● EXERCISE: Scan the records for the string "стыдитесь"; copy each line where it occurs.

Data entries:
────────────────────────────────────────
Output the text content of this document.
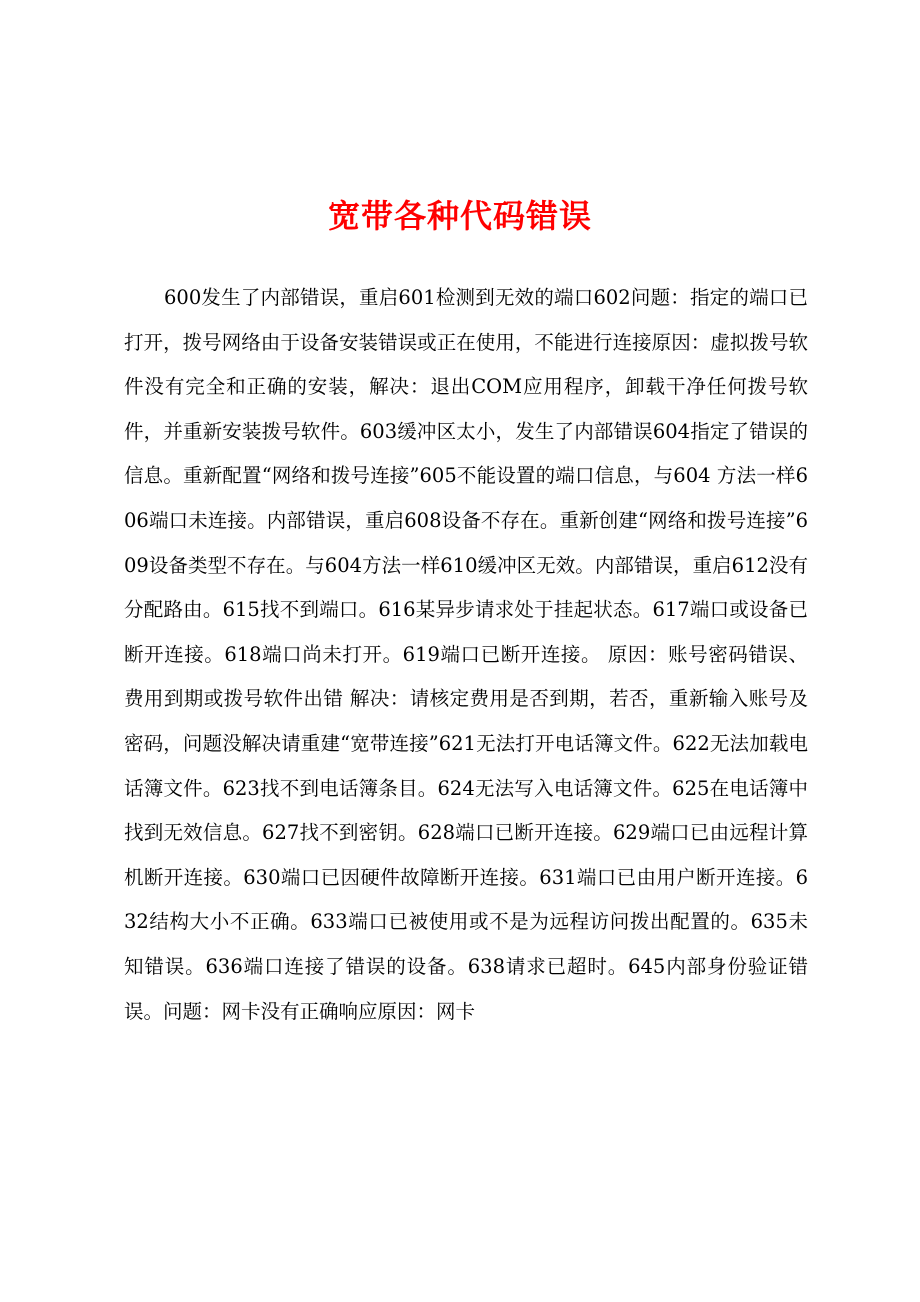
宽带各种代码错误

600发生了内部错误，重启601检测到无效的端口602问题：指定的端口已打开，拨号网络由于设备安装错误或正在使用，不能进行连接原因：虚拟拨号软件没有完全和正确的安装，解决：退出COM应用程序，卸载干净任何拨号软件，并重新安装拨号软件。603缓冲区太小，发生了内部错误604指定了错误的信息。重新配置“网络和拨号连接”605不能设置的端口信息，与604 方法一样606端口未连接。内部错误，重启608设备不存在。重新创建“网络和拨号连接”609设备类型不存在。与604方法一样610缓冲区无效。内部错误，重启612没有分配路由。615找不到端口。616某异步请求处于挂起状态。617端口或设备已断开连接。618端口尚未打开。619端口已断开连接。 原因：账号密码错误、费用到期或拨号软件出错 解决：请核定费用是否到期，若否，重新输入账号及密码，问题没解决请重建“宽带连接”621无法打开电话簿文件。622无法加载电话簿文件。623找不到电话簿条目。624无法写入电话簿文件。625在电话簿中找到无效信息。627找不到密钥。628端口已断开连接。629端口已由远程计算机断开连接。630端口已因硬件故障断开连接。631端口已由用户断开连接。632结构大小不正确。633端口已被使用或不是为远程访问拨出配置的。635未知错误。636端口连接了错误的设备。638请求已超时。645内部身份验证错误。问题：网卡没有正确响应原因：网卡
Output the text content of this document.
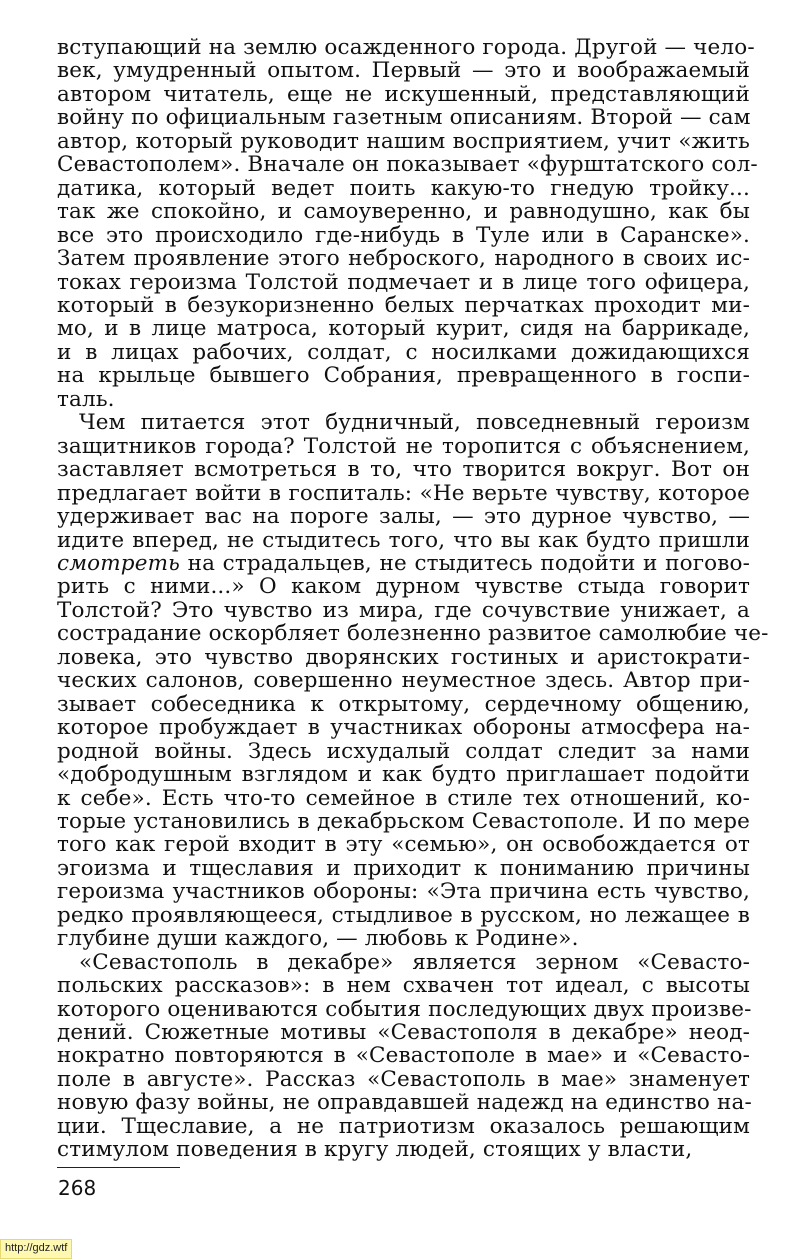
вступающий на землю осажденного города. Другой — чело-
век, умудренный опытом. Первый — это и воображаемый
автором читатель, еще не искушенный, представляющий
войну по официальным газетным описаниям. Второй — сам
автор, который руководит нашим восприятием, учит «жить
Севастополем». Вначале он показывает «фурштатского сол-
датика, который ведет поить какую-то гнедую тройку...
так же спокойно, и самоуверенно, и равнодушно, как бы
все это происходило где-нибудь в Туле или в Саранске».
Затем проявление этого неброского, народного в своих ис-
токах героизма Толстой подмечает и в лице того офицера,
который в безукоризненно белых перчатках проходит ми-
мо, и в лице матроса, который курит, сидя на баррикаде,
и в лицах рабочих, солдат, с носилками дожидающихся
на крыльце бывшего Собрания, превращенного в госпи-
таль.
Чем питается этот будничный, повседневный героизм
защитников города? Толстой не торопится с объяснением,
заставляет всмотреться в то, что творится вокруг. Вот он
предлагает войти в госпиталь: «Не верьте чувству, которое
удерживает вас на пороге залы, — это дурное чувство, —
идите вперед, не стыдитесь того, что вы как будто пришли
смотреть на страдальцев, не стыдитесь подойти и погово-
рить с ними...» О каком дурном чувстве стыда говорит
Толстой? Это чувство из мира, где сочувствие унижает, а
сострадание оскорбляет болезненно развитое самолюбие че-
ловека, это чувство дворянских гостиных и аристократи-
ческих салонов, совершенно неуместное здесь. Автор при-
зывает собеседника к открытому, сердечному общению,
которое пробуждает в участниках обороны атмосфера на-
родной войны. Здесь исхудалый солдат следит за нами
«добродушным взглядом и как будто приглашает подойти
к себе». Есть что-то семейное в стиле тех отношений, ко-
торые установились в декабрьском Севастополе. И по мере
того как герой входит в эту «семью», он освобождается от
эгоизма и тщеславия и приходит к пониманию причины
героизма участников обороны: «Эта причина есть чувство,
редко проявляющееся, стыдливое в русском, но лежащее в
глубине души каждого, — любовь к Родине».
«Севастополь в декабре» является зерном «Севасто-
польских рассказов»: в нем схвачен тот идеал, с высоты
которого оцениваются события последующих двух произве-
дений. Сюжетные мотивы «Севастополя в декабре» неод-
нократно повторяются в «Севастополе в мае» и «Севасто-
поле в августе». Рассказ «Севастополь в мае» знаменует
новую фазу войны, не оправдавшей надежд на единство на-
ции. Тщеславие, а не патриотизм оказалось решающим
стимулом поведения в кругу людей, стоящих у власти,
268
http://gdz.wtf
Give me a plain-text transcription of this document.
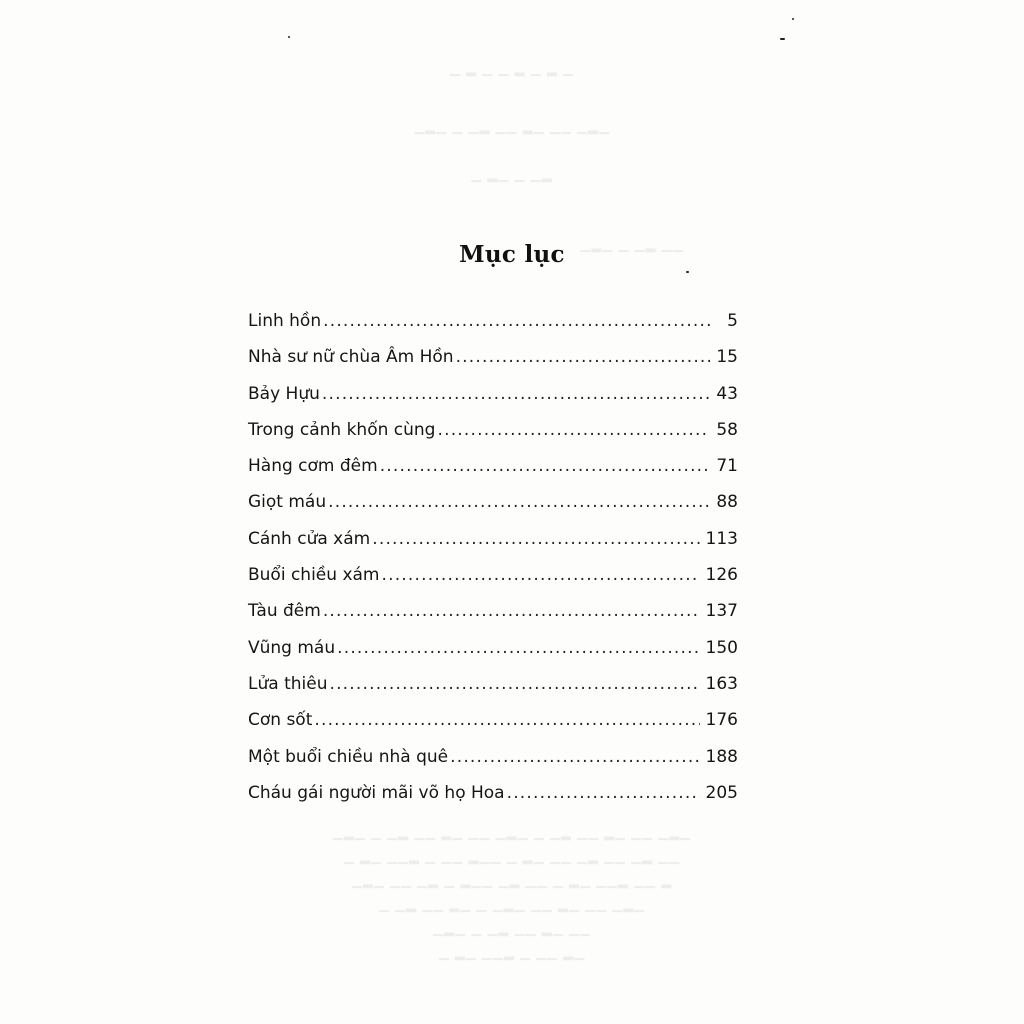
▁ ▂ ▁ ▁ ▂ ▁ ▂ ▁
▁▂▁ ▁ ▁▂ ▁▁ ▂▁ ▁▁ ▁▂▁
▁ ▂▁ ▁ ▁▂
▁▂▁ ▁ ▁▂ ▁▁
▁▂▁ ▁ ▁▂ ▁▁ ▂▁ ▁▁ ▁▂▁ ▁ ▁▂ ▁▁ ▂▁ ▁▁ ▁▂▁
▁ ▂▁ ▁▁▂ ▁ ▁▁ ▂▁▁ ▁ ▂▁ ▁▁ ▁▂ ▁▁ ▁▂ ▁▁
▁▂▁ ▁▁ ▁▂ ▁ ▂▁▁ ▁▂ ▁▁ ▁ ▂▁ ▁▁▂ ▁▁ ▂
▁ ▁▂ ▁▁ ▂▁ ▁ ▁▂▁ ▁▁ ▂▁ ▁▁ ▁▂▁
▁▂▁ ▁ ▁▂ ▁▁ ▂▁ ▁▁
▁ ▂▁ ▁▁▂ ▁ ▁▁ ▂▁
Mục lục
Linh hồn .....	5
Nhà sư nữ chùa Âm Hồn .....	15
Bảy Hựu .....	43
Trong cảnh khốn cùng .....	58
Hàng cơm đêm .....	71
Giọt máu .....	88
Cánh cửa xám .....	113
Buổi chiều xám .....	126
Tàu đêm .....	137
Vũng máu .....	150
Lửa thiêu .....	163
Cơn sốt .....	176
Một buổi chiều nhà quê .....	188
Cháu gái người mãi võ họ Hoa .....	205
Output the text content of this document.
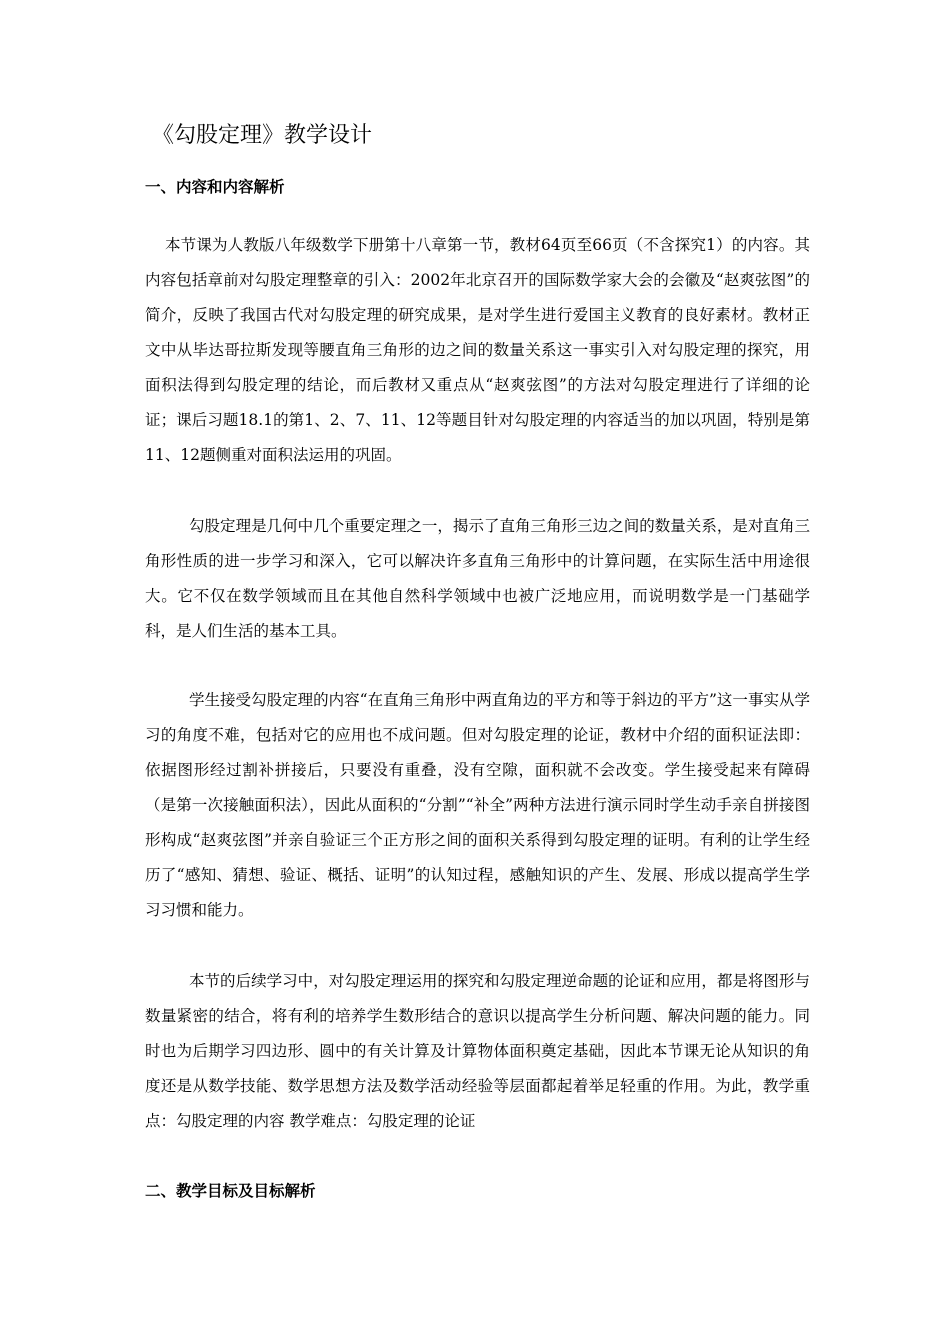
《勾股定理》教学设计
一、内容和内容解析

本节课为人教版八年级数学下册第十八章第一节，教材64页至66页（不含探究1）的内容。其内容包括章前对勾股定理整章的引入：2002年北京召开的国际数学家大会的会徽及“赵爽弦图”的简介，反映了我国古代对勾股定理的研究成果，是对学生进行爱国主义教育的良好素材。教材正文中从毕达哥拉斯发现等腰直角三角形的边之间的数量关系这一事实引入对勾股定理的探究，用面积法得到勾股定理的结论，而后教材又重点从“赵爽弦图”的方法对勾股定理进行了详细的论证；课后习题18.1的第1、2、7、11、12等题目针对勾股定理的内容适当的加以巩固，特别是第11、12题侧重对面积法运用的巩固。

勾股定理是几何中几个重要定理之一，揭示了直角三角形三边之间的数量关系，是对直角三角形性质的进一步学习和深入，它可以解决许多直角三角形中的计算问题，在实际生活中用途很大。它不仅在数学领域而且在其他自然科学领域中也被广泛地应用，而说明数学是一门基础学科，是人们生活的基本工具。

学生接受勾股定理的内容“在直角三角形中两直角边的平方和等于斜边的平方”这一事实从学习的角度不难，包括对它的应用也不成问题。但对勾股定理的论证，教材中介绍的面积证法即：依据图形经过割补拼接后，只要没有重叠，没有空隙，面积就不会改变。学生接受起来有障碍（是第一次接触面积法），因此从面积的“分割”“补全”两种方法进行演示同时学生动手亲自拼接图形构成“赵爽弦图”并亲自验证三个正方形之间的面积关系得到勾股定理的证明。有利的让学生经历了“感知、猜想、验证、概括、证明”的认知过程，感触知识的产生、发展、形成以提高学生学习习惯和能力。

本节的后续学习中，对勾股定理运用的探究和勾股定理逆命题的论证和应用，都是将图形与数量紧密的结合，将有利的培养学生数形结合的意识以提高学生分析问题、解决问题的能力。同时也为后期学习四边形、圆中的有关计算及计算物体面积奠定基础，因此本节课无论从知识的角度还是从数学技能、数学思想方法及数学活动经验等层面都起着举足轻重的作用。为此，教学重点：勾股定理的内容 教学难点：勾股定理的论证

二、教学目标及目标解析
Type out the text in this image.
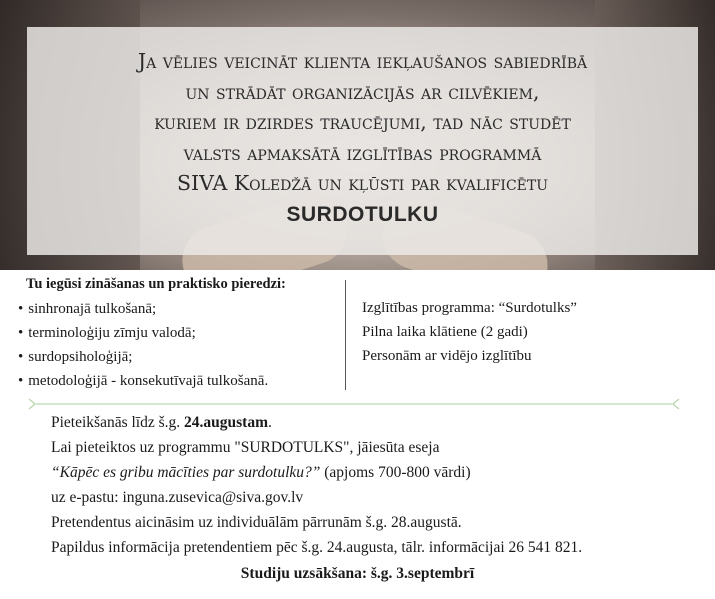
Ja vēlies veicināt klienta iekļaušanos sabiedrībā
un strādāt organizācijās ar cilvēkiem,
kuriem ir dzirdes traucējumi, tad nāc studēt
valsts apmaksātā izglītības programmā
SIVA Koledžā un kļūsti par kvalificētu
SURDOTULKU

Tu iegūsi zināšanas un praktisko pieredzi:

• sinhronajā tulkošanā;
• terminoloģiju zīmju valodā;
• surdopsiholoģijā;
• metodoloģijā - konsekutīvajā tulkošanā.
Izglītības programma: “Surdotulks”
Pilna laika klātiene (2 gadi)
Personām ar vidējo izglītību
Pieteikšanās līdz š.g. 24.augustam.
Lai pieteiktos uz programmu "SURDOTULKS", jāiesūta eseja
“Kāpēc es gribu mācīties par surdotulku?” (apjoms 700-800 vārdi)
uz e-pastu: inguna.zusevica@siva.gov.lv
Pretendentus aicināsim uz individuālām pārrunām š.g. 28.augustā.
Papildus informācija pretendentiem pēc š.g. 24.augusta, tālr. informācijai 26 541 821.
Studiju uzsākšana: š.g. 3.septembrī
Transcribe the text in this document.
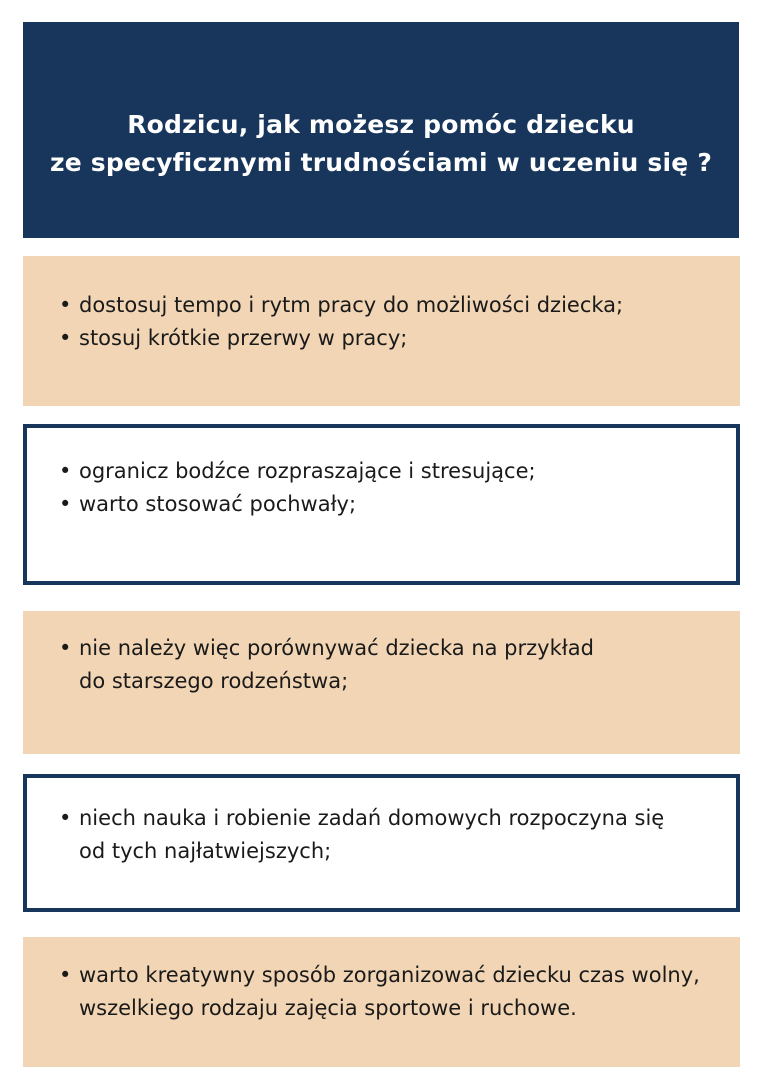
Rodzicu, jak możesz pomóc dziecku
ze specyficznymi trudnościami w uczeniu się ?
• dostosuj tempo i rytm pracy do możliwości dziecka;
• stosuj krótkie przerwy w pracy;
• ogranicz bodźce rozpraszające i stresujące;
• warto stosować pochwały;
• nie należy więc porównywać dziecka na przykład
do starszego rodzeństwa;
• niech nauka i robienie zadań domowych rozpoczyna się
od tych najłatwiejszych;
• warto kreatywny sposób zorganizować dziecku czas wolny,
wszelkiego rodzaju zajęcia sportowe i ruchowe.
────────────────────────────────────────
● EXERCISE RESPONSE:
идите вперед, не стыдитесь того, что вы как будто пришли
смотреть на страдальцев, не стыдитесь подойти и погово-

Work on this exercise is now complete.